A manufacturer who cannot provide references — or who provides only testimonials without direct contact information — is telling you something important.
Question 9: How do you approach sustainability, and what documentation can you provide?
As covered in our recent analysis of European luxury brand sourcing trends, sustainability documentation has shifted from a differentiator to a baseline requirement for any brand selling into regulated markets.
What you are looking for:
Specific certifications (see Question 1) rather than general sustainability language
Carbon footprint documentation or willingness to provide it
Fiber traceability: can they document the chain of custody from raw fiber to finished garment?
Social compliance: worker welfare, fair wages, safe working conditions — with audit evidence, not just policy statements
The compliance question: "If my compliance team requested a full supply chain audit, what would that process look like and what documentation would you be able to provide?" The answer reveals whether their sustainability claims are audit-ready or aspirational.
Related reading: Why European Luxury Brands Are Rethinking Their Cashmere Supply Chain in 2026 →
Question 10: What does a long-term partnership with your factory look like?
This is the question most brands forget to ask — and it is the one that determines whether a supplier relationship becomes a genuine competitive advantage.
A manufacturer who thinks in terms of transactions will optimize for the current order. A manufacturer who thinks in terms of partnerships will invest in understanding your brand, anticipate your development needs, and become a genuine extension of your product team.
What you are looking for:
Evidence of long-term client relationships (how long have they worked with their longest-standing clients?)
What they offer clients who grow with them: priority production scheduling, dedicated development support, preferential pricing at scale
How they handle the transition from small brand to growing brand — do their systems and attention scale with you?
The vision question: "What does our relationship look like in three years if things go well?" A manufacturer who can answer this specifically — with concrete examples of how they have supported brand growth — is one who has thought about partnership, not just production.
How to Use This Framework
These ten questions are most effective when used as a structured evaluation tool across multiple supplier conversations. Score each manufacturer's responses on a consistent scale, and pay as much attention to how they answer as to what they answer.

Record extracts =>
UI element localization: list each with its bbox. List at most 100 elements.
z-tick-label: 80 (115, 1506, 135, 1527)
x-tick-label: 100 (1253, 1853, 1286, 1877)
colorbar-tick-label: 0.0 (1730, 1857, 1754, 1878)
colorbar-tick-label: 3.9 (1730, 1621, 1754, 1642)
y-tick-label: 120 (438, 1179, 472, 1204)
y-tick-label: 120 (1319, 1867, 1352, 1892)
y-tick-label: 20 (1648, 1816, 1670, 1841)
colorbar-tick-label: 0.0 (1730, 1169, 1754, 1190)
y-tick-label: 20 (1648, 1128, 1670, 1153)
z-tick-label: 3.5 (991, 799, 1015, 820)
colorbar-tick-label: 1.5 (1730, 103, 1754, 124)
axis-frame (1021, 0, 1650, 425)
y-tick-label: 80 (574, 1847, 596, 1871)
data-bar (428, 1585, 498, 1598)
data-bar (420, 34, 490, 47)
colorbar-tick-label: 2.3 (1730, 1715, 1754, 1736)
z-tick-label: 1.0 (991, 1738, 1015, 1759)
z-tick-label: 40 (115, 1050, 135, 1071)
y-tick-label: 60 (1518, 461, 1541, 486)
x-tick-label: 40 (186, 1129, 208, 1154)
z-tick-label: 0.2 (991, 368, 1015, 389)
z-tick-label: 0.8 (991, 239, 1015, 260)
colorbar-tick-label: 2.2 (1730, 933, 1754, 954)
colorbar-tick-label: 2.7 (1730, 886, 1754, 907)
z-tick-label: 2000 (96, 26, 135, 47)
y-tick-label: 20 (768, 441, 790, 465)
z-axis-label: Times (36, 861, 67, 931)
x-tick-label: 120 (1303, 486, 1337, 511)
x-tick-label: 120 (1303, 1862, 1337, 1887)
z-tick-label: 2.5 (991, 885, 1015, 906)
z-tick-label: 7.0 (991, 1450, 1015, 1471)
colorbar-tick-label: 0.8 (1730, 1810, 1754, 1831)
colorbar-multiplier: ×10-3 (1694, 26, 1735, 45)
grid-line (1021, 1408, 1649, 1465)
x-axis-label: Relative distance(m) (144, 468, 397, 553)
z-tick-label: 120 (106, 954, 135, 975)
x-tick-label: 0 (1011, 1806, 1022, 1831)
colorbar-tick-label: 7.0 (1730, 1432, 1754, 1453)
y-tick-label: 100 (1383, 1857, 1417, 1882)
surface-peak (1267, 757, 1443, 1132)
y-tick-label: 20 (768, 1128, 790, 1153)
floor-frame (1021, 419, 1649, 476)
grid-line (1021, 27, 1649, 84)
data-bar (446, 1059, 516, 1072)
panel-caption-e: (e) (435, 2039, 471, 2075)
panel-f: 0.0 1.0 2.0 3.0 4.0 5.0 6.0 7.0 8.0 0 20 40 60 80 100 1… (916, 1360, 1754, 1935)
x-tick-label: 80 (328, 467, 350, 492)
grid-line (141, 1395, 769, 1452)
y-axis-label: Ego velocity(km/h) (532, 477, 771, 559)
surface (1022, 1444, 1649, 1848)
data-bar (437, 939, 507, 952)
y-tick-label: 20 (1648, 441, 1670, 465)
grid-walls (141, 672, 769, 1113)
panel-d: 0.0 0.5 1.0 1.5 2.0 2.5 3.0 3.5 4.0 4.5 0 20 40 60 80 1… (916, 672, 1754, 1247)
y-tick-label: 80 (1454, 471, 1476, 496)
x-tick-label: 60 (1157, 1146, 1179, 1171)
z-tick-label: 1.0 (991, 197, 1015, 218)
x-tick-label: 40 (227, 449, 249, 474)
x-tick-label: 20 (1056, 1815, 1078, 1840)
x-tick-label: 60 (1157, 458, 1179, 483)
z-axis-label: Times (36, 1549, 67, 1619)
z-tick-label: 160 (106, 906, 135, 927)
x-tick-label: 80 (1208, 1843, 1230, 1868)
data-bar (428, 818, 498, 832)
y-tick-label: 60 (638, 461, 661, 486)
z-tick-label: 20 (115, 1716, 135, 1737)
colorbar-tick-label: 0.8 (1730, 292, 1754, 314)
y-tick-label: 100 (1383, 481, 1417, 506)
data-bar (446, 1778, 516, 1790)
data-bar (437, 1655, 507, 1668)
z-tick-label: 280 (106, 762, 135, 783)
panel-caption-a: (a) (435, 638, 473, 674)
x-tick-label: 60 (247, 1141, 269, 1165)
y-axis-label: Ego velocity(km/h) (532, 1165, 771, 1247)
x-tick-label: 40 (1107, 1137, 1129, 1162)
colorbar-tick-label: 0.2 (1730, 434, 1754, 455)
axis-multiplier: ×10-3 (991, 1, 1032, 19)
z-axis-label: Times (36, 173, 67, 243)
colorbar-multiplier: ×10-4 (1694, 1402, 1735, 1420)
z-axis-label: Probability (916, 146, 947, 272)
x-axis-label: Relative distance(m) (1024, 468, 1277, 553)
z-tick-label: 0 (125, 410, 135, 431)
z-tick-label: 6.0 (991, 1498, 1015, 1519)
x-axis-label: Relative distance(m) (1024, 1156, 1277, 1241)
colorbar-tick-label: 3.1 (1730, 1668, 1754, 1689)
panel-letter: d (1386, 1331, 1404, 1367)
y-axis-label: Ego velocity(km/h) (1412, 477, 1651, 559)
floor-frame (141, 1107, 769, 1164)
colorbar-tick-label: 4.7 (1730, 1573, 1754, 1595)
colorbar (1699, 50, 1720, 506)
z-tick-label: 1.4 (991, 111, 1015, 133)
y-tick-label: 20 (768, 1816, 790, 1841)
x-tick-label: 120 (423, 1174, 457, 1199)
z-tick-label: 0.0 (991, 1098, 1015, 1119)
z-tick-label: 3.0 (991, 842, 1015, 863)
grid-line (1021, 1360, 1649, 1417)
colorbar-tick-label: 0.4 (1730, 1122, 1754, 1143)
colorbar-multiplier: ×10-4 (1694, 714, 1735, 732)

Exercise instructions => Repeat, word for word, everything in the manufacturer-evaluation text from "This is the" down to "genuine competitive advantage.".

Solution for this exercise =>
This is the question most brands forget to ask — and it is the one that determines whether a supplier relationship becomes a genuine competitive advantage.